**What is asked**
Check every line of the entries for "JSON", and copy the lines that hold it.

**Data provided**
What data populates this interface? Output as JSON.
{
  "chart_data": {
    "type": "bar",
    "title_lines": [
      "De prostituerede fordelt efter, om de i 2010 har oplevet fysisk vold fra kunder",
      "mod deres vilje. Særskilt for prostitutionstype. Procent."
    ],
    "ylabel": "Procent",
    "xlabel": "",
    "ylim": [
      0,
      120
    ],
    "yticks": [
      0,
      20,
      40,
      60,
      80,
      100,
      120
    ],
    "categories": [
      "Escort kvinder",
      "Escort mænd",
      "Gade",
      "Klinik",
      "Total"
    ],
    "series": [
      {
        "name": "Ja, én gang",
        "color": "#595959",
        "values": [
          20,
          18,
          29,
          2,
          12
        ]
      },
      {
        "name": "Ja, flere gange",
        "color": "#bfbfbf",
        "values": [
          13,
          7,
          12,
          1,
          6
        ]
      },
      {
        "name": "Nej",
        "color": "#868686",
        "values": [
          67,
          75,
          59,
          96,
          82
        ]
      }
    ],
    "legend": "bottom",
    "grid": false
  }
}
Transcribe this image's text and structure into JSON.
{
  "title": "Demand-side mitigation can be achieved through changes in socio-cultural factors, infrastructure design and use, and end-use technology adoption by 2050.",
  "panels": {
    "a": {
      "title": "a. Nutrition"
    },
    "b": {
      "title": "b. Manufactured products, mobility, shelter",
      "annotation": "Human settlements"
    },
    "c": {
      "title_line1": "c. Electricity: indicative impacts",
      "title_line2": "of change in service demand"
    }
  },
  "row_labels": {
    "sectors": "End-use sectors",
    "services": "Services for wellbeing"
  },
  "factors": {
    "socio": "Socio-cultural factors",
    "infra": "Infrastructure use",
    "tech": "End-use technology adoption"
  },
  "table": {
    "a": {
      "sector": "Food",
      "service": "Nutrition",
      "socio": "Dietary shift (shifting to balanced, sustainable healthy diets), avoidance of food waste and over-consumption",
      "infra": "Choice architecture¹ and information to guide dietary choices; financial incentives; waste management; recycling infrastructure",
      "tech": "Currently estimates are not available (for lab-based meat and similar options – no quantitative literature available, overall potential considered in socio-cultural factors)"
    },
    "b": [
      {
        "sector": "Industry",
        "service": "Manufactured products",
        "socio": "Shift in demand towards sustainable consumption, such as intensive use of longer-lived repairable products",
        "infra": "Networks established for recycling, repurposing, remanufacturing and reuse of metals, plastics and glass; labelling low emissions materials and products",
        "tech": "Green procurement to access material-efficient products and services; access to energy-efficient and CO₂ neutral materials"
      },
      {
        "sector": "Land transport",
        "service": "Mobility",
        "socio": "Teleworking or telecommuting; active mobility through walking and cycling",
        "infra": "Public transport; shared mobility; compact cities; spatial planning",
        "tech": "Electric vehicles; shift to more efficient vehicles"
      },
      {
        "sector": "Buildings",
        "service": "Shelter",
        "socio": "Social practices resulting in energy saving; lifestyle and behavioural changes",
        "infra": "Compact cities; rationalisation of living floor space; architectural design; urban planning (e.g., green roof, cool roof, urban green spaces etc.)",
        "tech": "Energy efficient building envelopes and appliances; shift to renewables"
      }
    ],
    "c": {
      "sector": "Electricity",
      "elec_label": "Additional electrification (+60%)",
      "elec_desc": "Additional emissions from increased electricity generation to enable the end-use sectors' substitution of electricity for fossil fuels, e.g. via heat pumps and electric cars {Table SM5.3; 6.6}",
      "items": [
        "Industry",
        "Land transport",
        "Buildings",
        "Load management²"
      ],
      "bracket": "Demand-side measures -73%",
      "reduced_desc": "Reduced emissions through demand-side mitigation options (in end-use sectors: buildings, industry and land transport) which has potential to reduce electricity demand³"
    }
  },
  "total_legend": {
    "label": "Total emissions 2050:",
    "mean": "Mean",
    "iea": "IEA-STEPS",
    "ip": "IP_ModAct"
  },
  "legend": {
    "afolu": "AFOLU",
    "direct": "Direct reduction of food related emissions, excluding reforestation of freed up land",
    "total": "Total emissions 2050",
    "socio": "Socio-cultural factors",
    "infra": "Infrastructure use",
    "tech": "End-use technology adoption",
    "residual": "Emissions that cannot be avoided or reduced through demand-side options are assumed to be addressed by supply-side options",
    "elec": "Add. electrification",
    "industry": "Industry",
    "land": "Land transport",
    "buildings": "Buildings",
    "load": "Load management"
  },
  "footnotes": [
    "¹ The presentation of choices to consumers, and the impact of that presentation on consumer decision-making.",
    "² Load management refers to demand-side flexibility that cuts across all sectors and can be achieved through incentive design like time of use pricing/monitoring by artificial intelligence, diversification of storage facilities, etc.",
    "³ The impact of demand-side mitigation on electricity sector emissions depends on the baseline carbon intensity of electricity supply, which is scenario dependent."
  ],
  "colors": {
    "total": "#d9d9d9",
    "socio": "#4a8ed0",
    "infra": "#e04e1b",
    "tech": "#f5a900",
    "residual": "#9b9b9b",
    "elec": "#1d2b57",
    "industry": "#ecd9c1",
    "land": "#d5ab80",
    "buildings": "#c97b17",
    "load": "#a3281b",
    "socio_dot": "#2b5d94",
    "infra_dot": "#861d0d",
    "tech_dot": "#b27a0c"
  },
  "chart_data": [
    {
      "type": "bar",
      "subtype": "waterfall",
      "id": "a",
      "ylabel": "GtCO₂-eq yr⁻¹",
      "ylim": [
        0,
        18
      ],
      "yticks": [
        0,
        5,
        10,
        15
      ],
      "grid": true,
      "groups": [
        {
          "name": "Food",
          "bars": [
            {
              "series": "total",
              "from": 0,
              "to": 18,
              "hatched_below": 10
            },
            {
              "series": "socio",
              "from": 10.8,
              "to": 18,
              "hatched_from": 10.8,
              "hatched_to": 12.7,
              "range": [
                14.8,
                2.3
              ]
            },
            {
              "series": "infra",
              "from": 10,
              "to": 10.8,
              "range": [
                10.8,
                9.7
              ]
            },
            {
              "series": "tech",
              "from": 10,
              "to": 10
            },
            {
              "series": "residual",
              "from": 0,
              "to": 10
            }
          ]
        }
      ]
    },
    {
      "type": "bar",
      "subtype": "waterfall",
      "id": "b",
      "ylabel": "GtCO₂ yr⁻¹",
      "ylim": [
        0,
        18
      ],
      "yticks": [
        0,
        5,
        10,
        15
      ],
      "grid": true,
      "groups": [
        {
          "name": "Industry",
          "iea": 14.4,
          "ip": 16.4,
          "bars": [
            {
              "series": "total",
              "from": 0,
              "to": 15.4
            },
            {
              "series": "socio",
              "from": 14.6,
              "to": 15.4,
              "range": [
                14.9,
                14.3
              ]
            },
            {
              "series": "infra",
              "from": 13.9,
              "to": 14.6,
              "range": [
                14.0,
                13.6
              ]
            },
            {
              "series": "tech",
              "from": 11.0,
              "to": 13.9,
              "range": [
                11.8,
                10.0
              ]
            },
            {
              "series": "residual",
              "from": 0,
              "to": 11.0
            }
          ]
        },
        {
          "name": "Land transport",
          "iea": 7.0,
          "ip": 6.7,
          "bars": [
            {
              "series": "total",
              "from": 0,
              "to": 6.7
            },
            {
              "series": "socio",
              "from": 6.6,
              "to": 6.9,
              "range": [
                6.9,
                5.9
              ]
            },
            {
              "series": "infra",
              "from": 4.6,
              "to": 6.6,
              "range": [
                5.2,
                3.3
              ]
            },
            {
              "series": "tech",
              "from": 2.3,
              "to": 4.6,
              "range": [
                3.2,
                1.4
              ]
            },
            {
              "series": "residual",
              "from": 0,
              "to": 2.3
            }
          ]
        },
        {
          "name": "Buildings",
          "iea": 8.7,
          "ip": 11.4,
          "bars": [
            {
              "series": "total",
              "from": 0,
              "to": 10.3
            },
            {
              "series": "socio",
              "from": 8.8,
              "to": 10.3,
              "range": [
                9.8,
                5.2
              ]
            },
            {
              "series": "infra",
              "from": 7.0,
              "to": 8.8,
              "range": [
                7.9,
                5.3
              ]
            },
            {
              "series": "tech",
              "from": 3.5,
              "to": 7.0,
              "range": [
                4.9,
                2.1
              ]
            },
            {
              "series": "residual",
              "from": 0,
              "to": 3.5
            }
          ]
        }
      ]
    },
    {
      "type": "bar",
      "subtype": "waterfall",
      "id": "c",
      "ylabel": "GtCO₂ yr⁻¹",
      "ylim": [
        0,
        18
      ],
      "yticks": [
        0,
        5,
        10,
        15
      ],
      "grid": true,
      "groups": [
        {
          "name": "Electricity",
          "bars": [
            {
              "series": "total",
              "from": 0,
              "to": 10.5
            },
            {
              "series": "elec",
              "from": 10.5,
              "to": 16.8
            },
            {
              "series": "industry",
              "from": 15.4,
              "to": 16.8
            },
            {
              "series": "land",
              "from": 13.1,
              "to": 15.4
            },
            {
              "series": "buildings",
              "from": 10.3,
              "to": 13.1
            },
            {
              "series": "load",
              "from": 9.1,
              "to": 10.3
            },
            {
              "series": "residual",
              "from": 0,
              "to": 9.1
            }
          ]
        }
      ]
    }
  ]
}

**Output for this task**
What data populates this interface? Output as JSON.
Transcribe this image's text and structure into JSON.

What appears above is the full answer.